▸ What needs to be done
Keep only those lines of the records that include the string "constant".

▸ Exercise input

++++

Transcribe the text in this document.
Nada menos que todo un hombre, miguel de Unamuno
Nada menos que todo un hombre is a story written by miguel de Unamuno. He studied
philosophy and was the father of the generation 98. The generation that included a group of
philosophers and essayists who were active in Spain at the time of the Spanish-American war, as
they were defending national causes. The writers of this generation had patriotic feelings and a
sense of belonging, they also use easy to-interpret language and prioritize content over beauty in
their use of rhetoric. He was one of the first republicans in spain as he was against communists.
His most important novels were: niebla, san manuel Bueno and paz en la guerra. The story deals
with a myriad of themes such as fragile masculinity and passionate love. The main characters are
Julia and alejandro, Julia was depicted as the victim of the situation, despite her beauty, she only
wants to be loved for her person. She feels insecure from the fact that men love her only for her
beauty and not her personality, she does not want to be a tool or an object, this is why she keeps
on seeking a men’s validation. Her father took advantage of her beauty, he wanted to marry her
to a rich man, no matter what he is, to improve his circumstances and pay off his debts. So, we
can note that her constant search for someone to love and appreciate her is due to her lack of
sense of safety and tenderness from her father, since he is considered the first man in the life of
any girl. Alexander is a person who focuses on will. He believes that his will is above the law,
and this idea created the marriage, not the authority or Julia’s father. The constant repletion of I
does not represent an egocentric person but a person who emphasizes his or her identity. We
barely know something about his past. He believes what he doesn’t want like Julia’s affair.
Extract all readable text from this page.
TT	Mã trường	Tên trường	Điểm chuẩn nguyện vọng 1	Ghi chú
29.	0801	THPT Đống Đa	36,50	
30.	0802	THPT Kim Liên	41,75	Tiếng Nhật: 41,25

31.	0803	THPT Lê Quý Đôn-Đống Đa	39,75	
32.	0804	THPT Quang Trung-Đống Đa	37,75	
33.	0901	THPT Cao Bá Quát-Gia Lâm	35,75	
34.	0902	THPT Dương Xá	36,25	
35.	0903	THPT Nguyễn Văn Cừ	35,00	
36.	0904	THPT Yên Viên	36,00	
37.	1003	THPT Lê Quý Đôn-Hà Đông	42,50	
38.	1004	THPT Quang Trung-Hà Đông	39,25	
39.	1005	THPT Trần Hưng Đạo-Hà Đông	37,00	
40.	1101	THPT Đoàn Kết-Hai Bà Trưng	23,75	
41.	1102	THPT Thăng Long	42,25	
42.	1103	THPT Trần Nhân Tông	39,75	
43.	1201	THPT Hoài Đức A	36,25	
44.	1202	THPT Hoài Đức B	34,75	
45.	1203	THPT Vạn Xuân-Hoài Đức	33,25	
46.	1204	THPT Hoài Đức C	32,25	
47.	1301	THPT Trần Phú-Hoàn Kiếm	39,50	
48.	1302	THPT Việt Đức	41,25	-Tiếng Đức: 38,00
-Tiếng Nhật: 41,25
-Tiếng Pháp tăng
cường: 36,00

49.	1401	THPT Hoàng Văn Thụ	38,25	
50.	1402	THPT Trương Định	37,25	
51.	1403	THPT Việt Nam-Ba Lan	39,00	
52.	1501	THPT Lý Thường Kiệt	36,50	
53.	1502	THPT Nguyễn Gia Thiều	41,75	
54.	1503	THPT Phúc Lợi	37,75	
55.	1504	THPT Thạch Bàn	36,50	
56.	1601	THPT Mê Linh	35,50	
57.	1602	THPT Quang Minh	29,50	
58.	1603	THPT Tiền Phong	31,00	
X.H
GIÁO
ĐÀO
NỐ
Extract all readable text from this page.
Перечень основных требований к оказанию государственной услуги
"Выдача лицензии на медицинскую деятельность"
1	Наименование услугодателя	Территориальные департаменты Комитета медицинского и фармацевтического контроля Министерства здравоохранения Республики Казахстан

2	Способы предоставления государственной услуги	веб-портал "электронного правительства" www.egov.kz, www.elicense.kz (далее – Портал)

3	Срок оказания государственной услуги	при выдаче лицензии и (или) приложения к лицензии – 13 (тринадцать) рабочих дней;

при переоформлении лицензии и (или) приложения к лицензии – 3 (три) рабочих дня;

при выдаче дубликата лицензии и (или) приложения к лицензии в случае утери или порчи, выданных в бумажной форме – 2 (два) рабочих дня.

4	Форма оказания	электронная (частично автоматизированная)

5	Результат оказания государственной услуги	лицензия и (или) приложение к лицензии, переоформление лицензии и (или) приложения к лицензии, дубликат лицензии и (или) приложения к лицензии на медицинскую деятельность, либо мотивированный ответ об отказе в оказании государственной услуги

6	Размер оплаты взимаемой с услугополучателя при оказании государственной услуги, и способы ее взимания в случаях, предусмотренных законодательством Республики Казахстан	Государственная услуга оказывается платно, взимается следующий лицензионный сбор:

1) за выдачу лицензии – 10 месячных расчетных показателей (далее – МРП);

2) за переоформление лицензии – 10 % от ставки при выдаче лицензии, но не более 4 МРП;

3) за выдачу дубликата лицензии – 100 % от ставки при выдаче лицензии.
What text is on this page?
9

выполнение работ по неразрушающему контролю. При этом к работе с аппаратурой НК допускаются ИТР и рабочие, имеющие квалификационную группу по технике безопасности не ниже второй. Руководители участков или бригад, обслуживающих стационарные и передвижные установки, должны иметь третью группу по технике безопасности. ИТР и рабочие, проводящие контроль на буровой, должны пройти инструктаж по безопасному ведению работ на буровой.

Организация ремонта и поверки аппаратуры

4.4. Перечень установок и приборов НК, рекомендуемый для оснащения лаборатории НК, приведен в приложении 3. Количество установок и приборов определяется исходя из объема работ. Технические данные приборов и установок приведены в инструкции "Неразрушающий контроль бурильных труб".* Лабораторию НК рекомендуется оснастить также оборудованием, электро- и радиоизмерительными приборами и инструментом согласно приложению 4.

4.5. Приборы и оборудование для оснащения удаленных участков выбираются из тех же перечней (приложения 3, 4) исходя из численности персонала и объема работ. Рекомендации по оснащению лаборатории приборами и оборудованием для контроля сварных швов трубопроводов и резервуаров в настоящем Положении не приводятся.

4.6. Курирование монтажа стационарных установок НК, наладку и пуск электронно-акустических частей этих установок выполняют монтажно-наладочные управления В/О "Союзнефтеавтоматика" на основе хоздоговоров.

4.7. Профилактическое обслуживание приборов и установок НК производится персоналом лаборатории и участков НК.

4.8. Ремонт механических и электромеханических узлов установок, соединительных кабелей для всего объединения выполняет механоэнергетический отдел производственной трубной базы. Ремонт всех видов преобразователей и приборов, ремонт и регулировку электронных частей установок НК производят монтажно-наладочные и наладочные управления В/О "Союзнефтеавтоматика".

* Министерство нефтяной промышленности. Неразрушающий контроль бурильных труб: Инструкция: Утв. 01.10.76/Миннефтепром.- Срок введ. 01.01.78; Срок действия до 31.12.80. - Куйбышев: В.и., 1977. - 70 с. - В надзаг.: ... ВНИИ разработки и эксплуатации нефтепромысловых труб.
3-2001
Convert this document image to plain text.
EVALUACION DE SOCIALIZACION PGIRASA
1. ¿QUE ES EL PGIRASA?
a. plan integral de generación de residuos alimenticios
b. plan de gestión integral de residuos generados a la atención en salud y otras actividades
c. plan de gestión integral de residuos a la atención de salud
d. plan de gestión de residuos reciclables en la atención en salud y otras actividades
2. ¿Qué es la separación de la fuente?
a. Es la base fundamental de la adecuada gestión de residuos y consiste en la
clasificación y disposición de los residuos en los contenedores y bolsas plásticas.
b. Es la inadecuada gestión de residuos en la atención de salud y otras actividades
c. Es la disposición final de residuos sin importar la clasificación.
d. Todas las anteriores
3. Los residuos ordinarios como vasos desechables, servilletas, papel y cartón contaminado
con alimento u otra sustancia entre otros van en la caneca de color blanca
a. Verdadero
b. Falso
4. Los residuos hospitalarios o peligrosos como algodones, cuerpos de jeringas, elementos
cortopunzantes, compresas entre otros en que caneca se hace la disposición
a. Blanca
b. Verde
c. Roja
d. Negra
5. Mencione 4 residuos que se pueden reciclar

++++

▸ Result below
can note that her constant search for someone to love and appreciate her is due to her lack of
and this idea created the marriage, not the authority or Julia’s father. The constant repletion of I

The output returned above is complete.